* _What you need to do_
Reproduce each line bearing the word "objem".

[Dataset entries]

"""

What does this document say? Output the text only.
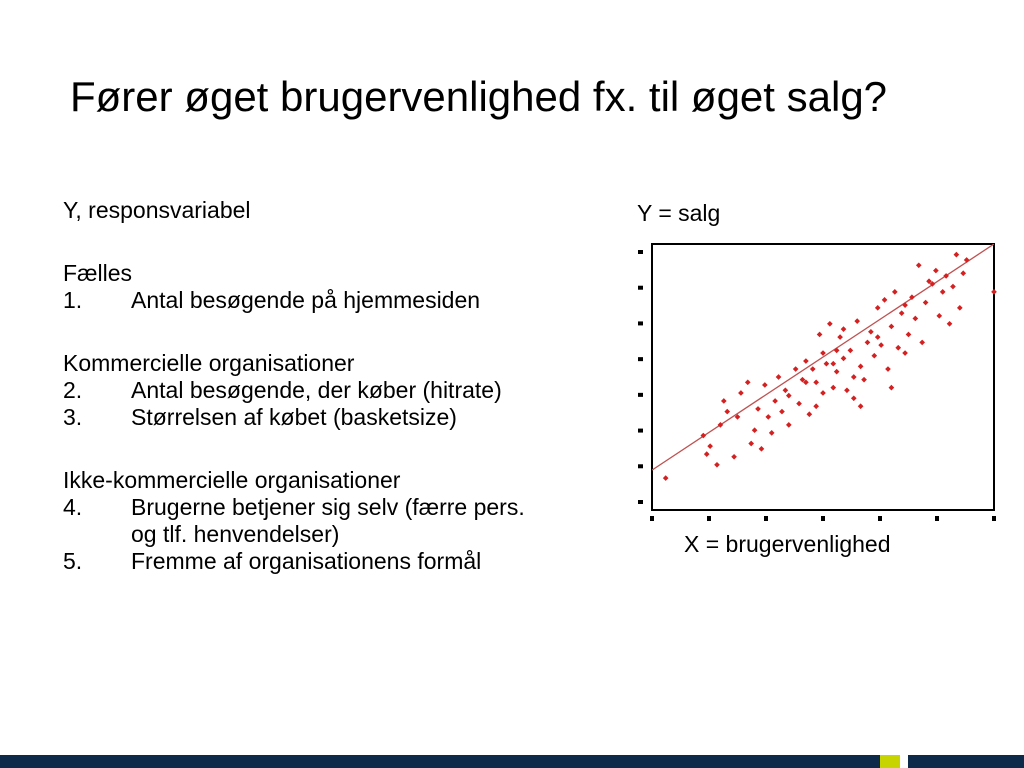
Fører øget brugervenlighed fx. til øget salg?
Y, responsvariabel
Fælles
1.	Antal besøgende på hjemmesiden
Kommercielle organisationer
2.	Antal besøgende, der køber (hitrate)
3.	Størrelsen af købet (basketsize)
Ikke-kommercielle organisationer
4.	Brugerne betjener sig selv (færre pers. og tlf. henvendelser)
5.	Fremme af organisationens formål
Y = salg
X = brugervenlighed
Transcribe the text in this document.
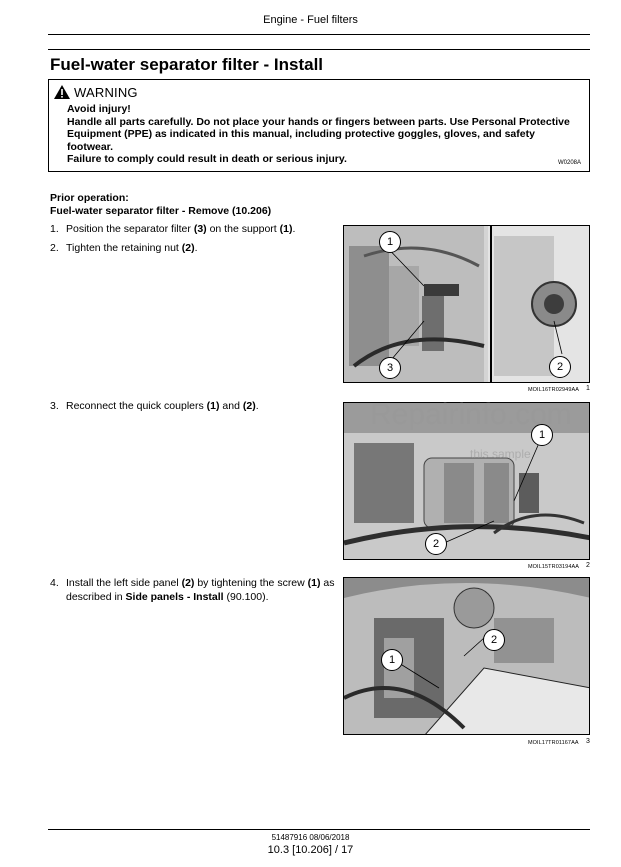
Engine - Fuel filters
Fuel-water separator filter - Install
WARNING
Avoid injury!
Handle all parts carefully. Do not place your hands or fingers between parts. Use Personal Protective Equipment (PPE) as indicated in this manual, including protective goggles, gloves, and safety footwear.
Failure to comply could result in death or serious injury.	W0208A
Prior operation:
Fuel-water separator filter - Remove (10.206)
1. Position the separator filter (3) on the support (1).
2. Tighten the retaining nut (2).
3. Reconnect the quick couplers (1) and (2).
4. Install the left side panel (2) by tightening the screw (1) as described in Side panels - Install (90.100).
1
2
3
MOIL16TR02949AA 1
1
2
MOIL15TR03194AA 2
1
2
MOIL17TR01167AA 3
Repairinfo.com
this sample
51487916 08/06/2018
10.3 [10.206] / 17
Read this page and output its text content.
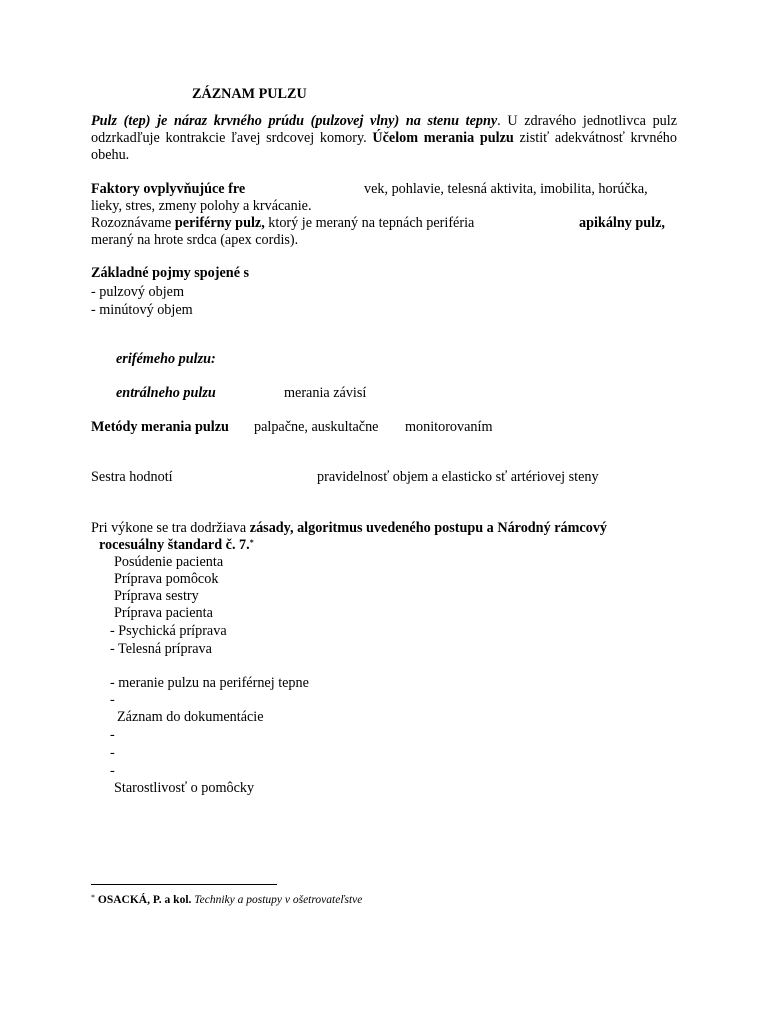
ZÁZNAM PULZU
Pulz (tep) je náraz krvného prúdu (pulzovej vlny) na stenu tepny. U zdravého jednotlivca pulz odzrkadľuje kontrakcie ľavej srdcovej komory. Účelom merania pulzu zistiť adekvátnosť krvného obehu.
Faktory ovplyvňujúce fre	vek, pohlavie, telesná aktivita, imobilita, horúčka,
lieky, stres, zmeny polohy a krvácanie.
Rozoznávame periférny pulz, ktorý je meraný na tepnách periféria	apikálny pulz,
meraný na hrote srdca (apex cordis).
Základné pojmy spojené s
- pulzový objem
- minútový objem
erifémeho pulzu:
entrálneho pulzu	merania závisí
Metódy merania pulzu palpačne, auskultačne monitorovaním
Sestra hodnotí	pravidelnosť objem a elasticko sť artériovej steny
Pri výkone se tra dodržiava zásady, algoritmus uvedeného postupu a Národný rámcový
rocesuálny štandard č. 7.*
Posúdenie pacienta
Príprava pomôcok
Príprava sestry
Príprava pacienta
- Psychická príprava
- Telesná príprava
- meranie pulzu na periférnej tepne
-
Záznam do dokumentácie
-
-
-
Starostlivosť o pomôcky
* OSACKÁ, P. a kol. Techniky a postupy v ošetrovateľstve
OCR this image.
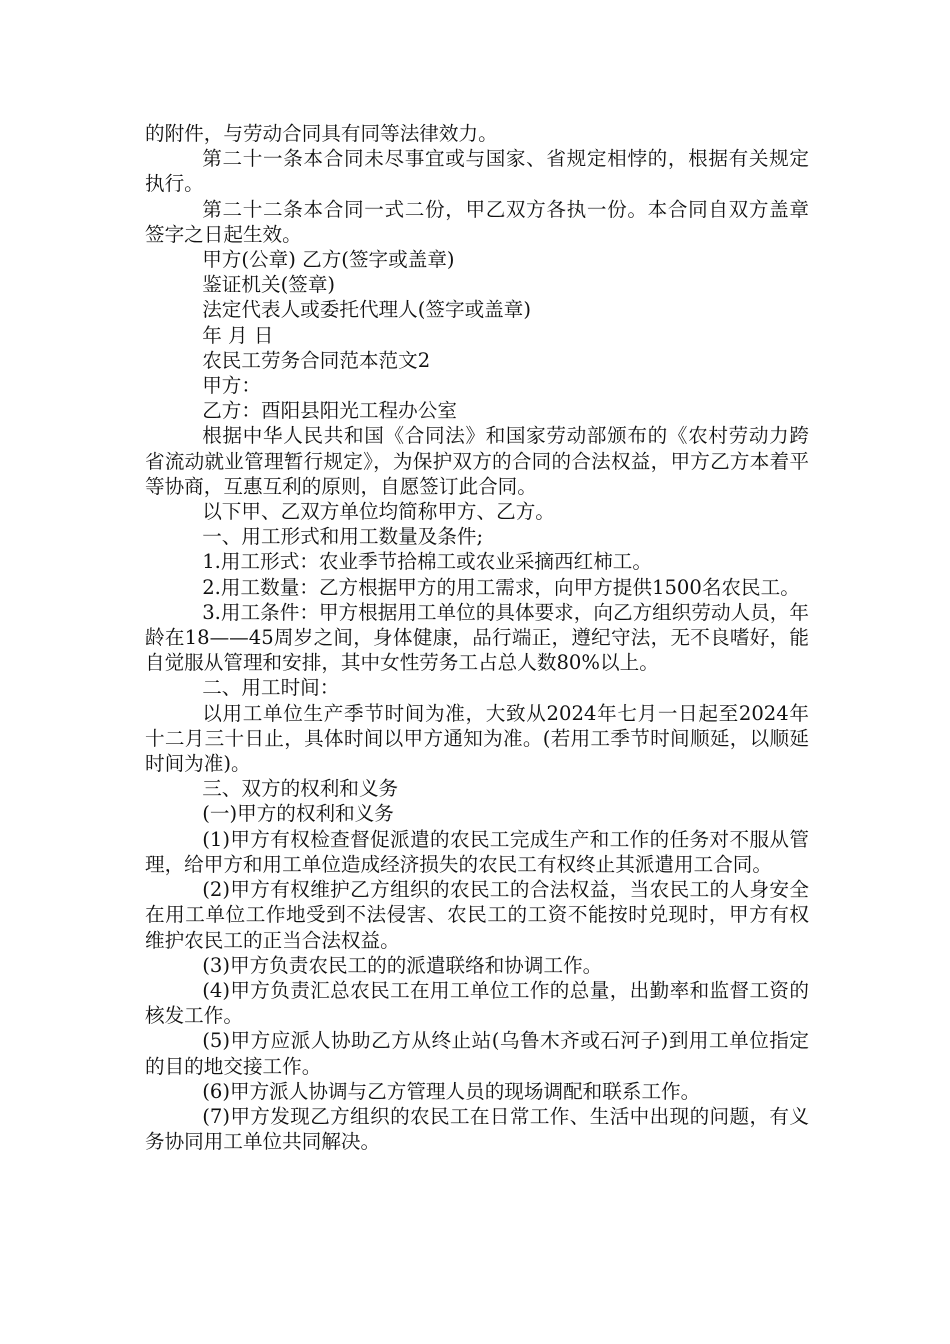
的附件，与劳动合同具有同等法律效力。

第二十一条本合同未尽事宜或与国家、省规定相悖的，根据有关规定执行。

第二十二条本合同一式二份，甲乙双方各执一份。本合同自双方盖章签字之日起生效。

甲方(公章) 乙方(签字或盖章)

鉴证机关(签章)

法定代表人或委托代理人(签字或盖章)

年 月 日

农民工劳务合同范本范文2

甲方：

乙方：酉阳县阳光工程办公室

根据中华人民共和国《合同法》和国家劳动部颁布的《农村劳动力跨省流动就业管理暂行规定》，为保护双方的合同的合法权益，甲方乙方本着平等协商，互惠互利的原则，自愿签订此合同。

以下甲、乙双方单位均简称甲方、乙方。

一、用工形式和用工数量及条件;

1.用工形式：农业季节拾棉工或农业采摘西红柿工。

2.用工数量：乙方根据甲方的用工需求，向甲方提供1500名农民工。

3.用工条件：甲方根据用工单位的具体要求，向乙方组织劳动人员，年龄在18——45周岁之间，身体健康，品行端正，遵纪守法，无不良嗜好，能自觉服从管理和安排，其中女性劳务工占总人数80%以上。

二、用工时间：

以用工单位生产季节时间为准，大致从2024年七月一日起至2024年十二月三十日止，具体时间以甲方通知为准。(若用工季节时间顺延，以顺延时间为准)。

三、双方的权利和义务

(一)甲方的权利和义务

(1)甲方有权检查督促派遣的农民工完成生产和工作的任务对不服从管理，给甲方和用工单位造成经济损失的农民工有权终止其派遣用工合同。

(2)甲方有权维护乙方组织的农民工的合法权益，当农民工的人身安全在用工单位工作地受到不法侵害、农民工的工资不能按时兑现时，甲方有权维护农民工的正当合法权益。

(3)甲方负责农民工的的派遣联络和协调工作。

(4)甲方负责汇总农民工在用工单位工作的总量，出勤率和监督工资的核发工作。

(5)甲方应派人协助乙方从终止站(乌鲁木齐或石河子)到用工单位指定的目的地交接工作。

(6)甲方派人协调与乙方管理人员的现场调配和联系工作。

(7)甲方发现乙方组织的农民工在日常工作、生活中出现的问题，有义务协同用工单位共同解决。
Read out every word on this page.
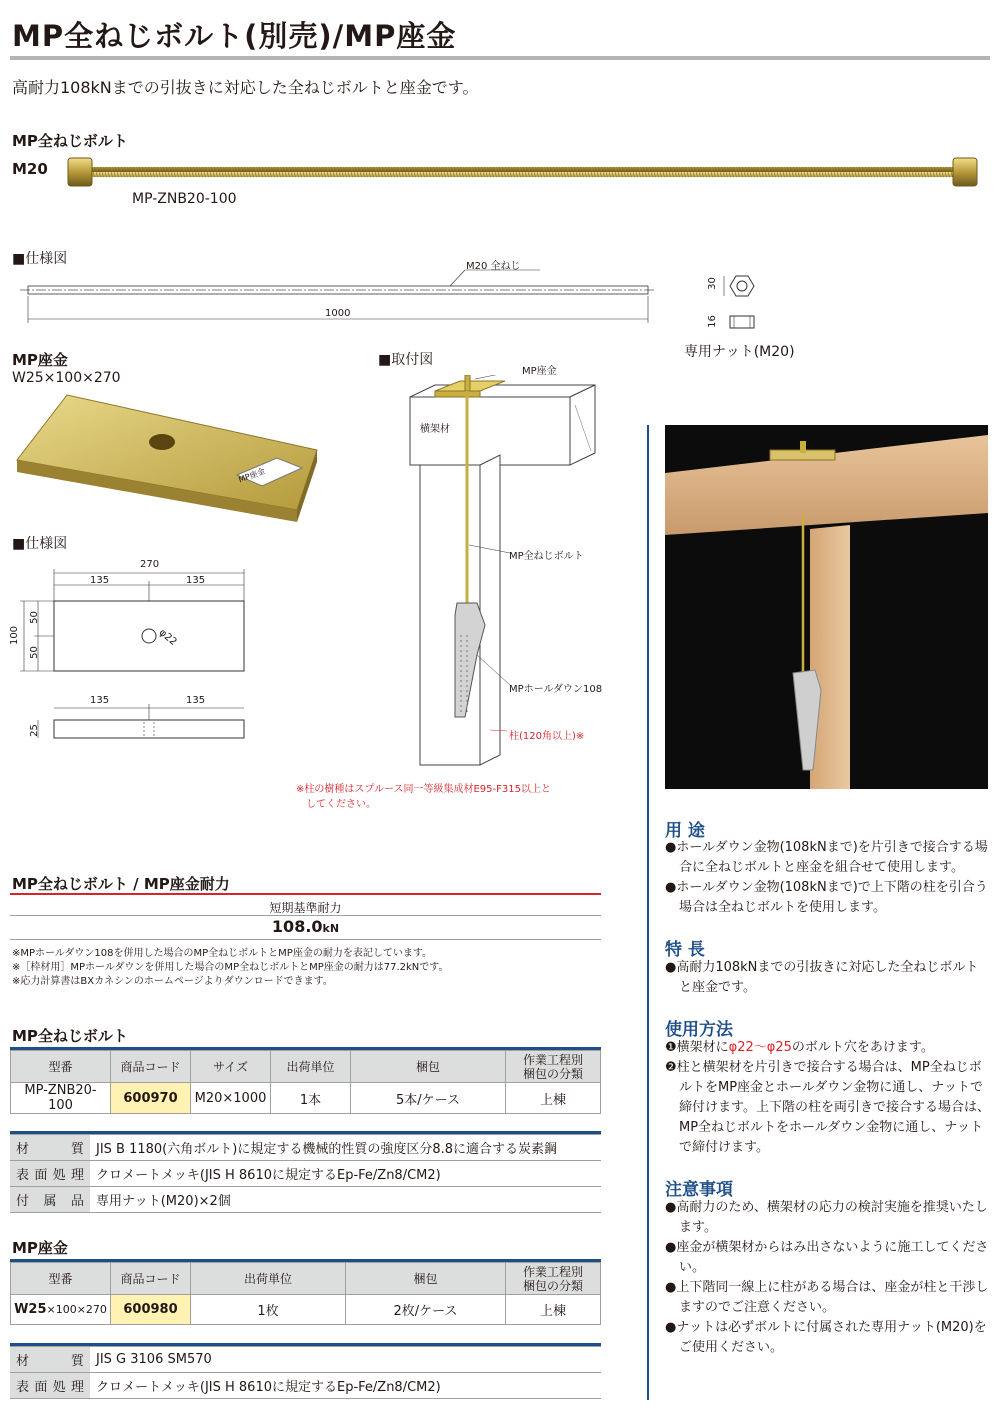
MP全ねじボルト(別売)/MP座金
高耐力108kNまでの引抜きに対応した全ねじボルトと座金です。
MP全ねじボルト
M20
MP-ZNB20-100
■仕様図	M20 全ねじ
1000
30
16
専用ナット(M20)
MP座金
W25×100×270
MP座金
■仕様図
270
135	135
100
50
50
φ22
135	135
25
■取付図
MP座金
横架材
MP全ねじボルト
MPホールダウン108
柱(120角以上)※
※柱の樹種はスプルース同一等級集成材E95-F315以上と
してください。
MP全ねじボルト / MP座金耐力
短期基準耐力
108.0kN
※MPホールダウン108を併用した場合のMP全ねじボルトとMP座金の耐力を表記しています。
※［枠材用］MPホールダウンを併用した場合のMP全ねじボルトとMP座金の耐力は77.2kNです。
※応力計算書はBXカネシンのホームページよりダウンロードできます。
MP全ねじボルト
型番	商品コード	サイズ	出荷単位	梱包	作業工程別
梱包の分類
MP-ZNB20-100	600970	M20×1000	1本	5本/ケース	上棟
材質	JIS B 1180(六角ボルト)に規定する機械的性質の強度区分8.8に適合する炭素鋼
表面処理	クロメートメッキ(JIS H 8610に規定するEp-Fe/Zn8/CM2)
付属品	専用ナット(M20)×2個
MP座金
型番	商品コード	出荷単位	梱包	作業工程別
梱包の分類
W25×100×270	600980	1枚	2枚/ケース	上棟
材質	JIS G 3106 SM570
表面処理	クロメートメッキ(JIS H 8610に規定するEp-Fe/Zn8/CM2)
用 途

●ホールダウン金物(108kNまで)を片引きで接合する場合に全ねじボルトと座金を組合せて使用します。

●ホールダウン金物(108kNまで)で上下階の柱を引合う場合は全ねじボルトを使用します。

特 長

●高耐力108kNまでの引抜きに対応した全ねじボルトと座金です。

使用方法

❶横架材にφ22〜φ25のボルト穴をあけます。

❷柱と横架材を片引きで接合する場合は、MP全ねじボルトをMP座金とホールダウン金物に通し、ナットで締付けます。上下階の柱を両引きで接合する場合は、MP全ねじボルトをホールダウン金物に通し、ナットで締付けます。

注意事項

●高耐力のため、横架材の応力の検討実施を推奨いたします。

●座金が横架材からはみ出さないように施工してください。

●上下階同一線上に柱がある場合は、座金が柱と干渉しますのでご注意ください。

●ナットは必ずボルトに付属された専用ナット(M20)をご使用ください。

"""

* _Response to the task_
- pulzový objem
- minútový objem
Sestra hodnotí	pravidelnosť objem a elasticko sť artériovej steny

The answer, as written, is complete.